Return the data. Every word must match.

◆ Document page transcript entries:

#####

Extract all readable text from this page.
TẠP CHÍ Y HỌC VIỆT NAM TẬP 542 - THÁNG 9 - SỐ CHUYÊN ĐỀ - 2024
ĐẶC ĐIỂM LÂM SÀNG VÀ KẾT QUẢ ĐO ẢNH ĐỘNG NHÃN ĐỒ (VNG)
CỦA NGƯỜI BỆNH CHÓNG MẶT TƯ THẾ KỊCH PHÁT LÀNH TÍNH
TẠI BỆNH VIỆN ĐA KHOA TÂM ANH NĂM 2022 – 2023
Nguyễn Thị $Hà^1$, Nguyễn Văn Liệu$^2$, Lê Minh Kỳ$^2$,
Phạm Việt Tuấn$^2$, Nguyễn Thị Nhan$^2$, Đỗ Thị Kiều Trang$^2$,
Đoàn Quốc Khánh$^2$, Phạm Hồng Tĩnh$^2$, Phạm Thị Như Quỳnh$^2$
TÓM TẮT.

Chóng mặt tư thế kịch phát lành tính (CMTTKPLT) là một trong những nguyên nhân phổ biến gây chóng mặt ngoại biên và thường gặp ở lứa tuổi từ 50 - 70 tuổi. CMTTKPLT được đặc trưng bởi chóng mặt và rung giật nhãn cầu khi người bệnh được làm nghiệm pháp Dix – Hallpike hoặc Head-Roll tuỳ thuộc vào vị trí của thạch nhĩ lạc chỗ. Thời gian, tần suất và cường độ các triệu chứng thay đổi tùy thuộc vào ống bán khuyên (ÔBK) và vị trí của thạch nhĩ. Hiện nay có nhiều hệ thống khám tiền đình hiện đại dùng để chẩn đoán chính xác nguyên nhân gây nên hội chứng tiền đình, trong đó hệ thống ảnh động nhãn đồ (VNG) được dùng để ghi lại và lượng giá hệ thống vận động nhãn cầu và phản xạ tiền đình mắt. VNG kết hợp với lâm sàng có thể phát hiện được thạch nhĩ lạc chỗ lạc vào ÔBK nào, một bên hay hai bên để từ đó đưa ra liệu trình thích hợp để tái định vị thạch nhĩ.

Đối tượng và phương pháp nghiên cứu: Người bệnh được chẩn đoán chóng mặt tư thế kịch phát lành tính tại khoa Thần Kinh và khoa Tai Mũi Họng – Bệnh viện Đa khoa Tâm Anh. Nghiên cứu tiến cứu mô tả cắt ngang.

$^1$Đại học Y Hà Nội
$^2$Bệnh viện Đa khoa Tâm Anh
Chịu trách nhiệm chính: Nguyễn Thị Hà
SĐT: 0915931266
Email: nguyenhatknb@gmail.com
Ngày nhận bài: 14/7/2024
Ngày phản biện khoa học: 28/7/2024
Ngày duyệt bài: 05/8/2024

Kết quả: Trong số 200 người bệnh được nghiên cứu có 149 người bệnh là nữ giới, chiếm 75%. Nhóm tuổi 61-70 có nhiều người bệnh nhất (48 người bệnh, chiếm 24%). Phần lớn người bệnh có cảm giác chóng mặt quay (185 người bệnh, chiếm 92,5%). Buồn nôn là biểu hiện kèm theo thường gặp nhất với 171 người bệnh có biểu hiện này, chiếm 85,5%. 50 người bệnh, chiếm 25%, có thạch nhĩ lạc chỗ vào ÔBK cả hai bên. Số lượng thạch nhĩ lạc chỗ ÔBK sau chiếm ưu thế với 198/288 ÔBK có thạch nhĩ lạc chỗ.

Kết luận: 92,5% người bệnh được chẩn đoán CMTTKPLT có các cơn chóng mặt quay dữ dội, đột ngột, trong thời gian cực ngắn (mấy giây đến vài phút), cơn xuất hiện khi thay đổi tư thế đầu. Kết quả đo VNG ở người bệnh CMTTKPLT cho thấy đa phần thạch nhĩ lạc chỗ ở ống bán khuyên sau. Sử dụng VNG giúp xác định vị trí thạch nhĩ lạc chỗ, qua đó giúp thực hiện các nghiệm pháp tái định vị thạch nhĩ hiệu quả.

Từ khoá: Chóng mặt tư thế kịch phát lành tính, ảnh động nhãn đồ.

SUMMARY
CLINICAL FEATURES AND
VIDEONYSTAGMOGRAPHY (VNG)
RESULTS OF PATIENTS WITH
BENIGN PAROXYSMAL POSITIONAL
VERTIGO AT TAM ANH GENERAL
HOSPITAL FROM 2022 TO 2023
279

#####

◆ OUTPUT OF THE TASK:
Extract all readable text from this page.
TẠP CHÍ Y HỌC VIỆT NAM TẬP 542 - THÁNG 9 - SỐ CHUYÊN ĐỀ - 2024
ĐẶC ĐIỂM LÂM SÀNG VÀ KẾT QUẢ ĐO ẢNH ĐỘNG NHÃN ĐỒ (VNG)
CỦA NGƯỜI BỆNH CHÓNG MẶT TƯ THẾ KỊCH PHÁT LÀNH TÍNH
TẠI BỆNH VIỆN ĐA KHOA TÂM ANH NĂM 2022 – 2023
Nguyễn Thị $Hà^1$, Nguyễn Văn Liệu$^2$, Lê Minh Kỳ$^2$,
Phạm Việt Tuấn$^2$, Nguyễn Thị Nhan$^2$, Đỗ Thị Kiều Trang$^2$,
Đoàn Quốc Khánh$^2$, Phạm Hồng Tĩnh$^2$, Phạm Thị Như Quỳnh$^2$
TÓM TẮT.

Chóng mặt tư thế kịch phát lành tính (CMTTKPLT) là một trong những nguyên nhân phổ biến gây chóng mặt ngoại biên và thường gặp ở lứa tuổi từ 50 - 70 tuổi. CMTTKPLT được đặc trưng bởi chóng mặt và rung giật nhãn cầu khi người bệnh được làm nghiệm pháp Dix – Hallpike hoặc Head-Roll tuỳ thuộc vào vị trí của thạch nhĩ lạc chỗ. Thời gian, tần suất và cường độ các triệu chứng thay đổi tùy thuộc vào ống bán khuyên (ÔBK) và vị trí của thạch nhĩ. Hiện nay có nhiều hệ thống khám tiền đình hiện đại dùng để chẩn đoán chính xác nguyên nhân gây nên hội chứng tiền đình, trong đó hệ thống ảnh động nhãn đồ (VNG) được dùng để ghi lại và lượng giá hệ thống vận động nhãn cầu và phản xạ tiền đình mắt. VNG kết hợp với lâm sàng có thể phát hiện được thạch nhĩ lạc chỗ lạc vào ÔBK nào, một bên hay hai bên để từ đó đưa ra liệu trình thích hợp để tái định vị thạch nhĩ.

Đối tượng và phương pháp nghiên cứu: Người bệnh được chẩn đoán chóng mặt tư thế kịch phát lành tính tại khoa Thần Kinh và khoa Tai Mũi Họng – Bệnh viện Đa khoa Tâm Anh. Nghiên cứu tiến cứu mô tả cắt ngang.

$^1$Đại học Y Hà Nội
$^2$Bệnh viện Đa khoa Tâm Anh
Chịu trách nhiệm chính: Nguyễn Thị Hà
SĐT: 0915931266
Email: nguyenhatknb@gmail.com
Ngày nhận bài: 14/7/2024
Ngày phản biện khoa học: 28/7/2024
Ngày duyệt bài: 05/8/2024

Kết quả: Trong số 200 người bệnh được nghiên cứu có 149 người bệnh là nữ giới, chiếm 75%. Nhóm tuổi 61-70 có nhiều người bệnh nhất (48 người bệnh, chiếm 24%). Phần lớn người bệnh có cảm giác chóng mặt quay (185 người bệnh, chiếm 92,5%). Buồn nôn là biểu hiện kèm theo thường gặp nhất với 171 người bệnh có biểu hiện này, chiếm 85,5%. 50 người bệnh, chiếm 25%, có thạch nhĩ lạc chỗ vào ÔBK cả hai bên. Số lượng thạch nhĩ lạc chỗ ÔBK sau chiếm ưu thế với 198/288 ÔBK có thạch nhĩ lạc chỗ.

Kết luận: 92,5% người bệnh được chẩn đoán CMTTKPLT có các cơn chóng mặt quay dữ dội, đột ngột, trong thời gian cực ngắn (mấy giây đến vài phút), cơn xuất hiện khi thay đổi tư thế đầu. Kết quả đo VNG ở người bệnh CMTTKPLT cho thấy đa phần thạch nhĩ lạc chỗ ở ống bán khuyên sau. Sử dụng VNG giúp xác định vị trí thạch nhĩ lạc chỗ, qua đó giúp thực hiện các nghiệm pháp tái định vị thạch nhĩ hiệu quả.

Từ khoá: Chóng mặt tư thế kịch phát lành tính, ảnh động nhãn đồ.

SUMMARY
CLINICAL FEATURES AND
VIDEONYSTAGMOGRAPHY (VNG)
RESULTS OF PATIENTS WITH
BENIGN PAROXYSMAL POSITIONAL
VERTIGO AT TAM ANH GENERAL
HOSPITAL FROM 2022 TO 2023
279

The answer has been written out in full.